**Text provided**.

━━━━━━

Meanwhile, vegan and raw vegan restaurants are serving some of the most delicious, texture-rich, colourfully presented foods on the gastro scene. In Marbella, Gioia restaurant is the perfect instance of how creative raw vegan cuisine has become.
The Internet of Things, Smart Refrigerators and Cupboards
We are busier than ever and most of us don’t want to spend the little free time we have in a supermarket.
Over the next decade, our very own homes will become our personal grocery store, thanks to artificial intelligence, which will automatically order any goods we have consumed.
According to Forbes, supermarkets will then go gourmet, enticing us with new and exciting foods, as well as artisan items and foods prepared with healthy, organic ingredients.
Stores will also have more space to dedicate to foods which bestow specific health benefits, including gut-healthy foods like kimchi, sauerkraut and kombucha (fermented goods), yogurts with probiotics, and foods like Jerusalem artichoke or chicory root, which are excellent sources of prebiotics.
Smaller Ingredients Lists
Buyers are not only savvier about ingredients, they also want less of them. Thus, brands like Häagen-Dazs sells ice-cream products containing only five ingredients: cream, milk, sugar, egg yolk, and chocolate (or vanilla, ginger, strawberries, etc.). Other companies, like Pillsbury, have created cookie lines with the exact ingredients you would use at home.
Yes, these foods are still processed, but at least they don’t contain a long list of chemicals that can have health effects we are completely unaware of in most cases.

━━━━━━

**Element placement data**.
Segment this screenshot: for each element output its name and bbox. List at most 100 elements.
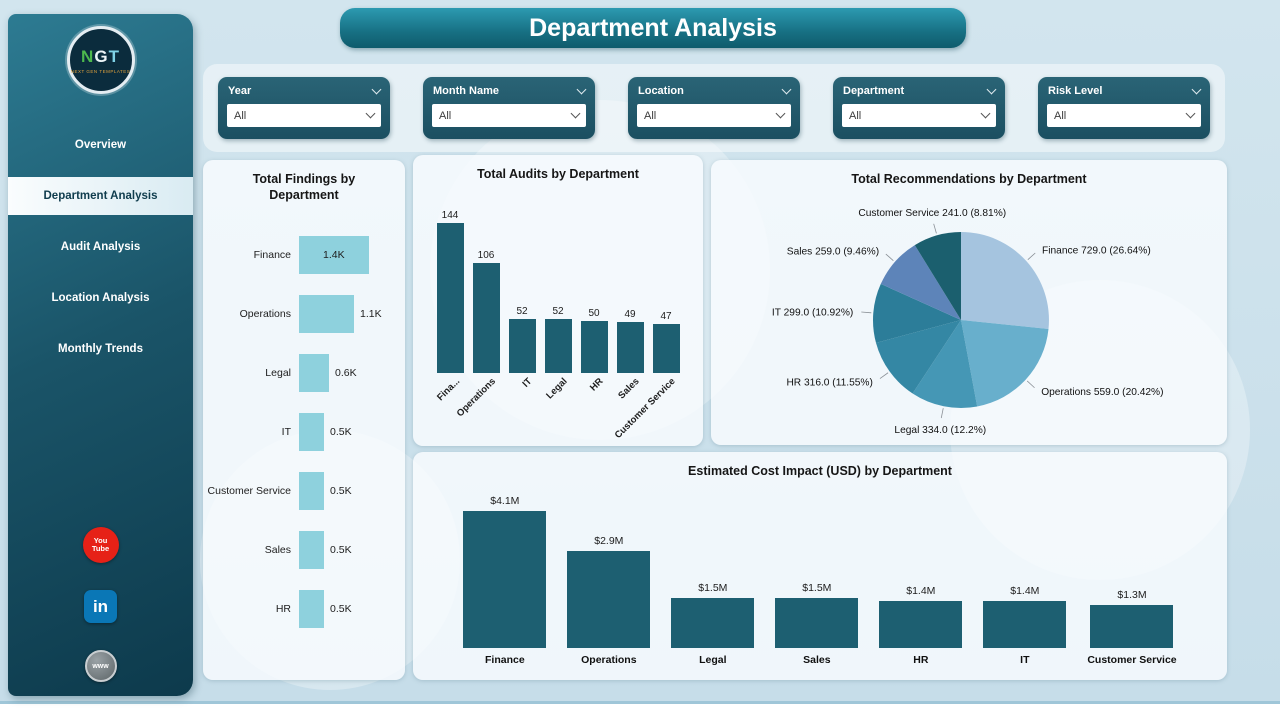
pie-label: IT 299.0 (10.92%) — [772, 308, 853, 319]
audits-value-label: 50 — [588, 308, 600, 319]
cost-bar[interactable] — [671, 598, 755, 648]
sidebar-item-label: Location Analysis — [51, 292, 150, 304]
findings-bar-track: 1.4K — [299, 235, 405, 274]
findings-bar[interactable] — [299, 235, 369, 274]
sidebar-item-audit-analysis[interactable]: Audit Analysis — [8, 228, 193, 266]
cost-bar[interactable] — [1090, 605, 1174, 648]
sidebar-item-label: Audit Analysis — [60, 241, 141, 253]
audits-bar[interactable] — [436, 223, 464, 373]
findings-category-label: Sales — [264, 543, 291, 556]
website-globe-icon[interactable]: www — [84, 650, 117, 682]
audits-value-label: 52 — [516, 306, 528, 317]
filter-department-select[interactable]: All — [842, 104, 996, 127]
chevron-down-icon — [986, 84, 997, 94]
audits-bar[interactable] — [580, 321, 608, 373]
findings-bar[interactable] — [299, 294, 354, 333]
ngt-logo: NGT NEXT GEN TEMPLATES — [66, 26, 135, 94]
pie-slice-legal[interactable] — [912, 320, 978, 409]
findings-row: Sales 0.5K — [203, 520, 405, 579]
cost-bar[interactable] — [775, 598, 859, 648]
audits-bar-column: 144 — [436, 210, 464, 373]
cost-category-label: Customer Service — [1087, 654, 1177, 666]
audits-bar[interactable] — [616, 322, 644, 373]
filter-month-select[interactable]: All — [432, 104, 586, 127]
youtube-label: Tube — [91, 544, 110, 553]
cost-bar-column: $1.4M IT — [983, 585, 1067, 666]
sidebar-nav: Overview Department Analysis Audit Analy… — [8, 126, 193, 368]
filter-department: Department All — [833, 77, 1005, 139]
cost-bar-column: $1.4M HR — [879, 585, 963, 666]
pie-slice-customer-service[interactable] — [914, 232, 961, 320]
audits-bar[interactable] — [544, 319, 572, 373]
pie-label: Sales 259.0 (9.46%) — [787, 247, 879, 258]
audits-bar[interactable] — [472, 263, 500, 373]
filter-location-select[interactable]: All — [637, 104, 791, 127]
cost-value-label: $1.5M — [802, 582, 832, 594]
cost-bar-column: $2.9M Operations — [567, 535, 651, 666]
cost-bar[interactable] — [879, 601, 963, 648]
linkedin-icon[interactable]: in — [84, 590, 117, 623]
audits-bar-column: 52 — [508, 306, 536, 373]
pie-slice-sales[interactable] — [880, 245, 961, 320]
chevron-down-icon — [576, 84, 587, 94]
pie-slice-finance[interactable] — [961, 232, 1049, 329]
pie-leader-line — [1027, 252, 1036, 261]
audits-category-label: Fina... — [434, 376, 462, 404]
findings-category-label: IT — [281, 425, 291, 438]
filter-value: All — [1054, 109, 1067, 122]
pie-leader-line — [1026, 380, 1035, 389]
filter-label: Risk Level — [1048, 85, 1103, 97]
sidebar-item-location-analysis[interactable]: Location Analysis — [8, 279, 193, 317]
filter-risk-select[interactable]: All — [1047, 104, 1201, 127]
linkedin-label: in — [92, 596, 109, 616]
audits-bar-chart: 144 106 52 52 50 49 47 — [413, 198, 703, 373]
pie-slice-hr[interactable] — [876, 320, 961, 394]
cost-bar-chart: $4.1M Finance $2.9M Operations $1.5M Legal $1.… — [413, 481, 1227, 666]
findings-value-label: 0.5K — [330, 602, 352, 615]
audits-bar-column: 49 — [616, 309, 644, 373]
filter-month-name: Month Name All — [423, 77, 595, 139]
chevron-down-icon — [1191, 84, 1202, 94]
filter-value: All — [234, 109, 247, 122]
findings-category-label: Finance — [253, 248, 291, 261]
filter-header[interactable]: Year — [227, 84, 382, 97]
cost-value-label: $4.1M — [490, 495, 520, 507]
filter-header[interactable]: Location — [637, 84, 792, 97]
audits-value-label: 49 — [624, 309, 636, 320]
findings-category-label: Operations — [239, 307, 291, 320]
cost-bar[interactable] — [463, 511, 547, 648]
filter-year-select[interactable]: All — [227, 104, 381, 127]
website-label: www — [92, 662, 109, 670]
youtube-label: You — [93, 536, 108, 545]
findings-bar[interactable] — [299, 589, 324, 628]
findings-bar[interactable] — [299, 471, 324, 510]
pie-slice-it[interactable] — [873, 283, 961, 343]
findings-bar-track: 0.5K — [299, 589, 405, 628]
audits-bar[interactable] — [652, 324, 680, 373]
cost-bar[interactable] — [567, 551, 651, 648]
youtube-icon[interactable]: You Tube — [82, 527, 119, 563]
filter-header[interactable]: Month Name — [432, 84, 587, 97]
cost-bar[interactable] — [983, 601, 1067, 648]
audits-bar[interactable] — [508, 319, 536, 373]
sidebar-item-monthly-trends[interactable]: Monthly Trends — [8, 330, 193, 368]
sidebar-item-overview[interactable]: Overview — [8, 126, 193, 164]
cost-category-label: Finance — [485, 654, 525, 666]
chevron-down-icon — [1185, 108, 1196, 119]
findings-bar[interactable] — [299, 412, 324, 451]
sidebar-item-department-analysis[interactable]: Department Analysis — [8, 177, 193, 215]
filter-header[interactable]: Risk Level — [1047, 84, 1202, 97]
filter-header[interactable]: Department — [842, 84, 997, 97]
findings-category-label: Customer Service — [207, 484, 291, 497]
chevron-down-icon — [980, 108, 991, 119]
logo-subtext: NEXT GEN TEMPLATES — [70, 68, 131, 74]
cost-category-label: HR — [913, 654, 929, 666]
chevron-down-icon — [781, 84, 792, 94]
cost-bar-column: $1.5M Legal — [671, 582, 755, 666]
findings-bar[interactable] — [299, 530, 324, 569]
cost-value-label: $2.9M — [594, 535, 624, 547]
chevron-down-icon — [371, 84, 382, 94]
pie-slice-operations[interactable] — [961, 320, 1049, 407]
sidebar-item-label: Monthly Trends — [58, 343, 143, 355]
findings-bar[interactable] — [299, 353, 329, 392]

━━━━━━

**Required task 1**. Repeat the food trends passage word for word, between "According to Forbes, supermarkets" and "use at home.", inclusive.
**Required task 2**. Do these statements agree with the food trends passage? Answer yes or no for each, and quote the words from the passage that decide it. (a) Häagen-Dazs sells ice-cream products made with only five ingredients. (b) Gioia restaurant is in Madrid. (c) Kombucha is named as a source of prebiotics.
**Required task 3**. Continue the food trends passage from its last sentence.

**Reply 1**.
According to Forbes, supermarkets will then go gourmet, enticing us with new and exciting foods, as well as artisan items and foods prepared with healthy, organic ingredients.
Stores will also have more space to dedicate to foods which bestow specific health benefits, including gut-healthy foods like kimchi, sauerkraut and kombucha (fermented goods), yogurts with probiotics, and foods like Jerusalem artichoke or chicory root, which are excellent sources of prebiotics.
Smaller Ingredients Lists
Buyers are not only savvier about ingredients, they also want less of them. Thus, brands like Häagen-Dazs sells ice-cream products containing only five ingredients: cream, milk, sugar, egg yolk, and chocolate (or vanilla, ginger, strawberries, etc.). Other companies, like Pillsbury, have created cookie lines with the exact ingredients you would use at home.

**Reply 2**.
(a) Yes: "brands like Häagen-Dazs sells ice-cream products containing only five ingredients"
(b) No: "In Marbella, Gioia restaurant is the perfect instance of how creative raw vegan cuisine has become."
(c) No: "gut-healthy foods like kimchi, sauerkraut and kombucha (fermented goods)" and "foods like Jerusalem artichoke or chicory root, which are excellent sources of prebiotics"

**Reply 3**.
Cool Products from Around the World to Savour in 2018
Go Cubes Chewable Coffee: This product gives you your daily boost of java in bite form; made with real cold-brew coffee, they enhance clarity and energy without making you feel jittery.
Beyond Meat Burgers: This totally vegan burger actually ‘bleeds’ when you bite into it… it is made of a pulverised beet blend that tastes just like the real thing.
Taberu Mango Flavoured Crispy Seaweed with Rice Krispies: Made of seaweed, rice krispies and mango, this snack is as rich in vitamins and nutrients as it is irresistible.
Sap! Maple Beverages: Maple sap holds a myriad of health benefits with naturally occurring antioxidants, vitamins, electrolytes, nutrients and minerals. Sap! makes 100% alcohol-free bubbly drinks which are a healthier alternative to sugar-sweetened beverages.
Stumptown Sparkling Cold Brews: These sparkling beverages contain various kinds of coffee. A great choice to take to barbecues or in your lunchbox when you forgot your Nespresso at home.